Records to process start

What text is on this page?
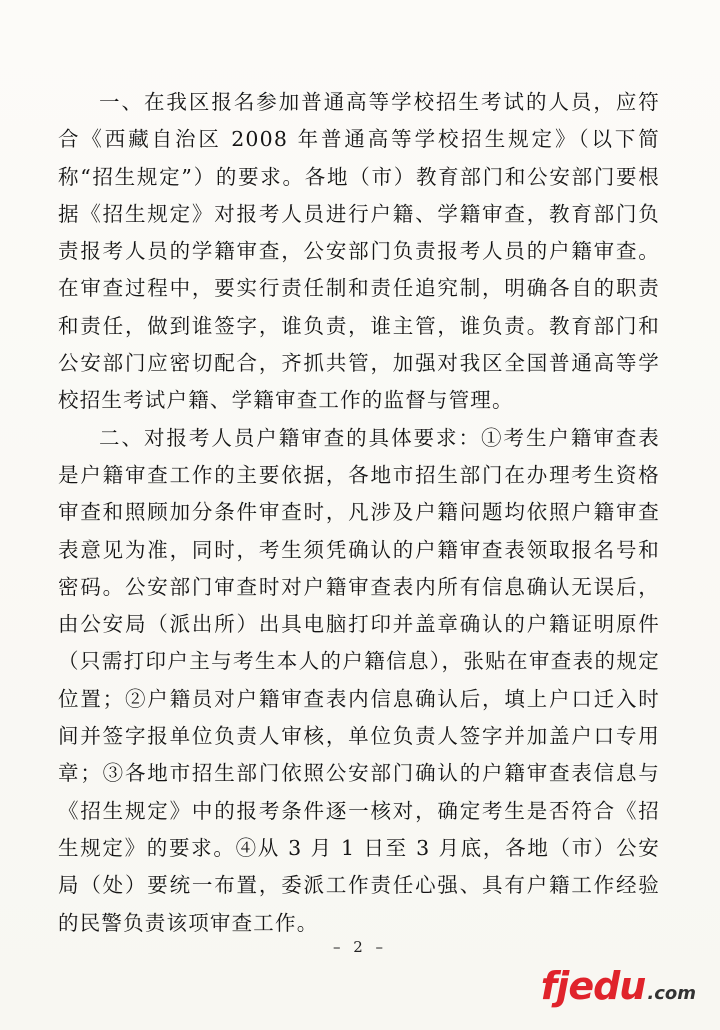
一、在我区报名参加普通高等学校招生考试的人员，应符合《西藏自治区 2008 年普通高等学校招生规定》（以下简称“招生规定”）的要求。各地（市）教育部门和公安部门要根据《招生规定》对报考人员进行户籍、学籍审查，教育部门负责报考人员的学籍审查，公安部门负责报考人员的户籍审查。在审查过程中，要实行责任制和责任追究制，明确各自的职责和责任，做到谁签字，谁负责，谁主管，谁负责。教育部门和公安部门应密切配合，齐抓共管，加强对我区全国普通高等学校招生考试户籍、学籍审查工作的监督与管理。

二、对报考人员户籍审查的具体要求：①考生户籍审查表是户籍审查工作的主要依据，各地市招生部门在办理考生资格审查和照顾加分条件审查时，凡涉及户籍问题均依照户籍审查表意见为准，同时，考生须凭确认的户籍审查表领取报名号和密码。公安部门审查时对户籍审查表内所有信息确认无误后，由公安局（派出所）出具电脑打印并盖章确认的户籍证明原件（只需打印户主与考生本人的户籍信息），张贴在审查表的规定位置；②户籍员对户籍审查表内信息确认后，填上户口迁入时间并签字报单位负责人审核，单位负责人签字并加盖户口专用章；③各地市招生部门依照公安部门确认的户籍审查表信息与《招生规定》中的报考条件逐一核对，确定考生是否符合《招生规定》的要求。④从 3 月 1 日至 3 月底，各地（市）公安局（处）要统一布置，委派工作责任心强、具有户籍工作经验的民警负责该项审查工作。

– 2 –
fjedu .com
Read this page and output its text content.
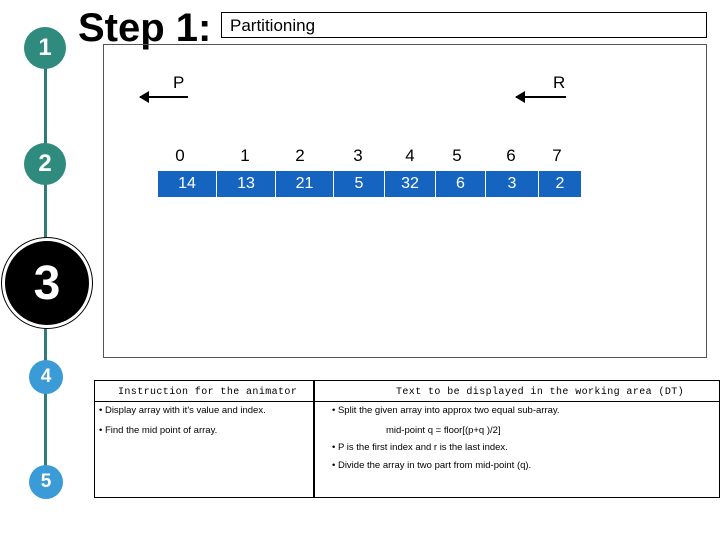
1
2
3
4
5
Step 1:	Partitioning
P	R
0	1	2	3	4	5	6	7
14	13	21	5	32	6	3	2
Instruction for the animator	Text to be displayed in the working area (DT)
• Display array with it's value and index.
• Find the mid point of array.
• Split the given array into approx two equal sub-array.
mid-point q = floor[(p+q )/2]
• P is the first index and r is the last index.
• Divide the array in two part from mid-point (q).
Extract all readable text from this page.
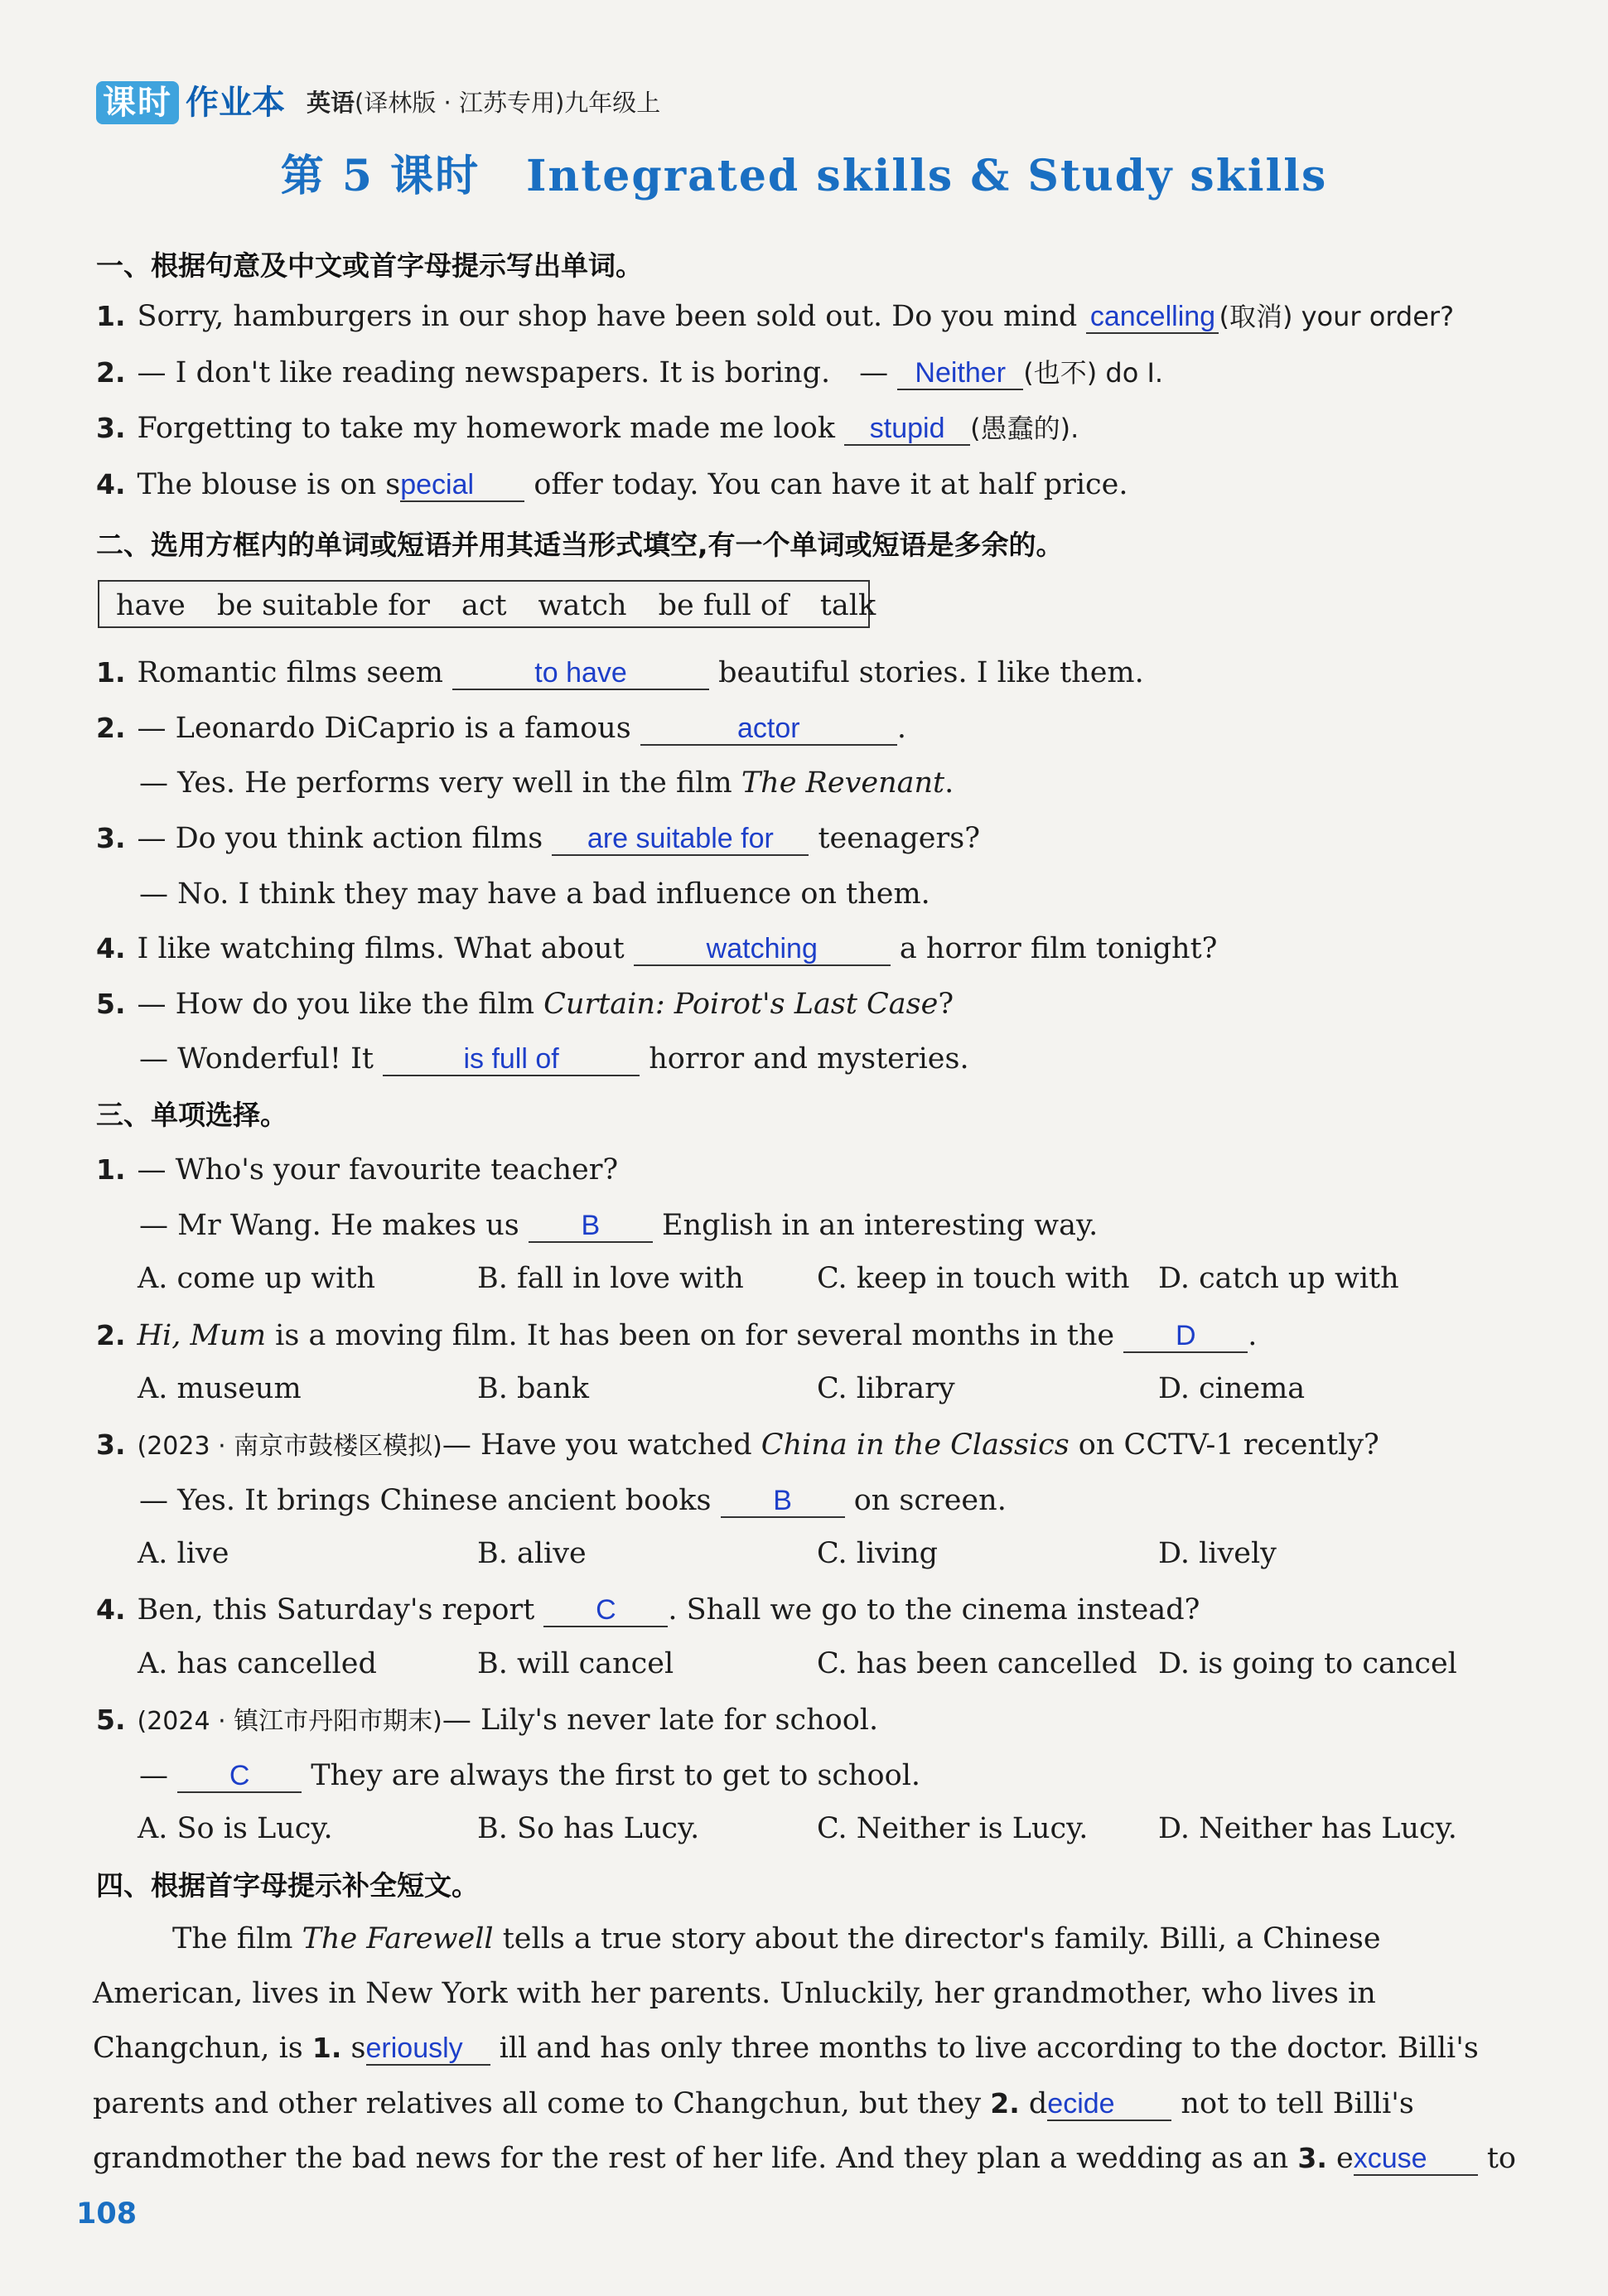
课时 作业本 英语(译林版 · 江苏专用)九年级上
第 5 课时 Integrated skills & Study skills
一、根据句意及中文或首字母提示写出单词。
1. Sorry, hamburgers in our shop have been sold out. Do you mind cancelling (取消) your order?
2. — I don't like reading newspapers. It is boring.　— Neither (也不) do I.
3. Forgetting to take my homework made me look stupid (愚蠢的).
4. The blouse is on special offer today. You can have it at half price.
二、选用方框内的单词或短语并用其适当形式填空,有一个单词或短语是多余的。
have be suitable for act watch be full of talk
1. Romantic films seem	to have	beautiful stories. I like them.
2. — Leonardo DiCaprio is a famous	actor	.
— Yes. He performs very well in the film The Revenant.
3. — Do you think action films are suitable for teenagers?
— No. I think they may have a bad influence on them.
4. I like watching films. What about	watching	a horror film tonight?
5. — How do you like the film Curtain: Poirot's Last Case?
— Wonderful! It	is full of	horror and mysteries.
三、单项选择。
1. — Who's your favourite teacher?
— Mr Wang. He makes us B English in an interesting way.
A. come up with	B. fall in love with	C. keep in touch with D. catch up with
2. Hi, Mum is a moving film. It has been on for several months in the D .
A. museum	B. bank	C. library	D. cinema
3. (2023 · 南京市鼓楼区模拟)— Have you watched China in the Classics on CCTV-1 recently?
— Yes. It brings Chinese ancient books B on screen.
A. live	B. alive	C. living	D. lively
4. Ben, this Saturday's report C . Shall we go to the cinema instead?
A. has cancelled	B. will cancel	C. has been cancelled D. is going to cancel
5. (2024 · 镇江市丹阳市期末)— Lily's never late for school.
— C They are always the first to get to school.
A. So is Lucy.	B. So has Lucy.	C. Neither is Lucy. D. Neither has Lucy.
四、根据首字母提示补全短文。
The film The Farewell tells a true story about the director's family. Billi, a Chinese
American, lives in New York with her parents. Unluckily, her grandmother, who lives in
Changchun, is 1. seriously ill and has only three months to live according to the doctor. Billi's
parents and other relatives all come to Changchun, but they 2. decide not to tell Billi's
grandmother the bad news for the rest of her life. And they plan a wedding as an 3. excuse to
108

Records to process end

Look through the entries above for the word "array". Copy every line where it shows up.

Written response:
• Display array with it's value and index.
• Find the mid point of array.
• Split the given array into approx two equal sub-array.
• Divide the array in two part from mid-point (q).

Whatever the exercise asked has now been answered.